Help! I Need to Install Sheetrock, Now What?
The installation of sheetrock is a relatively easy project for the homeowner. However there are some tricks of the trade, which unless you have installed sheetrock as an occupation, may not be commonly known. Listed below is some standard sheetrock information, as well as techniques that will assist you in the installation of sheetrock.
1.) Sheetrock is available in various thicknesses. The thinner the sheet of sheetrock, the easier it is to install, due to the weight. The difference between 1/2 inch sheetrock, and 5/8 inch, is considerable and if you are an amateur in sheetrock installation, the thinner the sheet, the better. However, similar to most conditions in construction, normally the heavier the material, the better the final product. For basic information, any thickness less than a standard 1/2 inch piece, will not provide the best quality finished product unless used to overlay another heavier layer of sheathing.
2.) Sheetrock is available in various sizes. In most cases, unless a special order, the sheetrock sheets will always be 4 feet wide. However, you can order sheetrock lengths that are 8, 10 or 12 feet in length. The most common size is the standard 4 by 8 foot sheet. This is the preferred size for most homeowners. The additional skill level required to properly handle larger sheets, should be left for the professional sheetrock installers.
3.) Double thickness. It is customary, in more exclusive installations, that two layers of sheetrock are installed. This technique is not normally a homeowner application, and is performed by contractors that specialize in sheetrock installations on a larger scale. However, the technique should be understood to allow you, the homeowner to realize that such a technique exists, and the ultimate quality of the finished product will provide a more stable and substantial wall finish. In most cases, the application is performed with a heavier layer of sheetrock as the initial layer, and a thinner sheet applied over the top. The second sheet is the only layer that is finished with taping compound.
4.) Different types of sheetrock. There are different types of sheetrock for different applications. The most common sheetrock is the standard gypsum board sheets, which are installed on the majority of walls. These sheets are commonly an off white color. There is also waterproof sheetrock that is normally a green color. This sheetrock is installed in wet areas, such as the bathroom or around sinks, bathtubs, etc. There is a new sheetrock that has just been recently introduced. This is the purple colored sheetrock that is more resistant to mold than previous sheetrock grades. Technology and research is constantly improving the ability of the gypsum material, to withstand moisture and mold growth.
5.) Fire rated sheetrock. Although sheetrock is fire resistant, there is also a special type of sheetrock that provides an additional level of fire rating, than the standard sheets. This type of application is generally used in stairways, elevator shafts or even ventilation shafts. There are different types of brands that offer different levels of fire retardation. Shaft wall is a heavy gypsum board product that is specifically engineered and available for special 1 hour and 2 hour rated assemblies. This shaft wall product must be installed in accordance to manufacturer’s specifications to provide the proper fire rating.

> _Tasks to carry out_
A – Render the following sentence from the sheetrock passage into Spanish: "The most common size is the standard 4 by 8 foot sheet."
B – Reproduce the portion of the sheetrock passage starting with "The installation of sheetrock is" and going on through "installation of sheetrock.".

> _Information supplied_
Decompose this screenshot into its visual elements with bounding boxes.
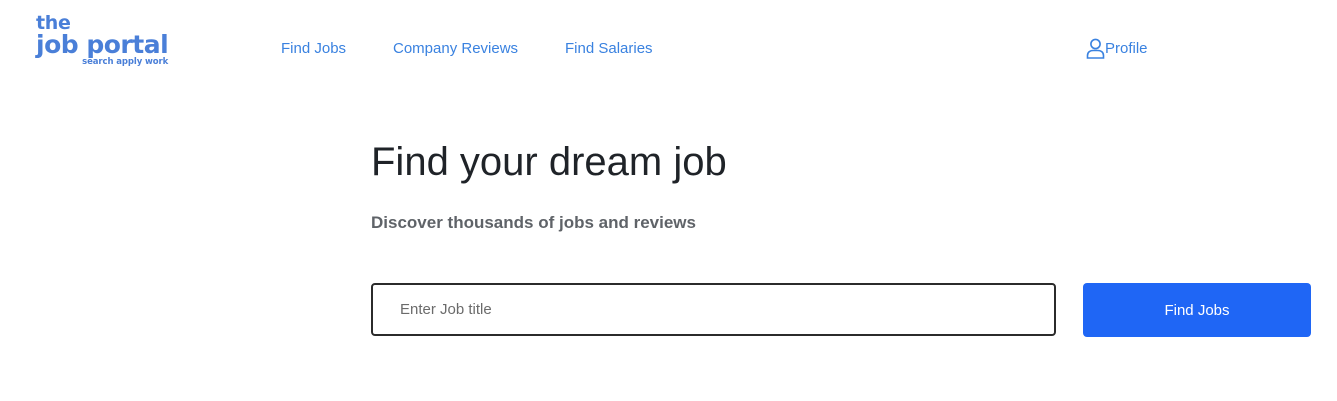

> _Answers given_
A – El tamaño más común es la lámina estándar de 4 por 8 pies.

B –
The installation of sheetrock is a relatively easy project for the homeowner. However there are some tricks of the trade, which unless you have installed sheetrock as an occupation, may not be commonly known. Listed below is some standard sheetrock information, as well as techniques that will assist you in the installation of sheetrock.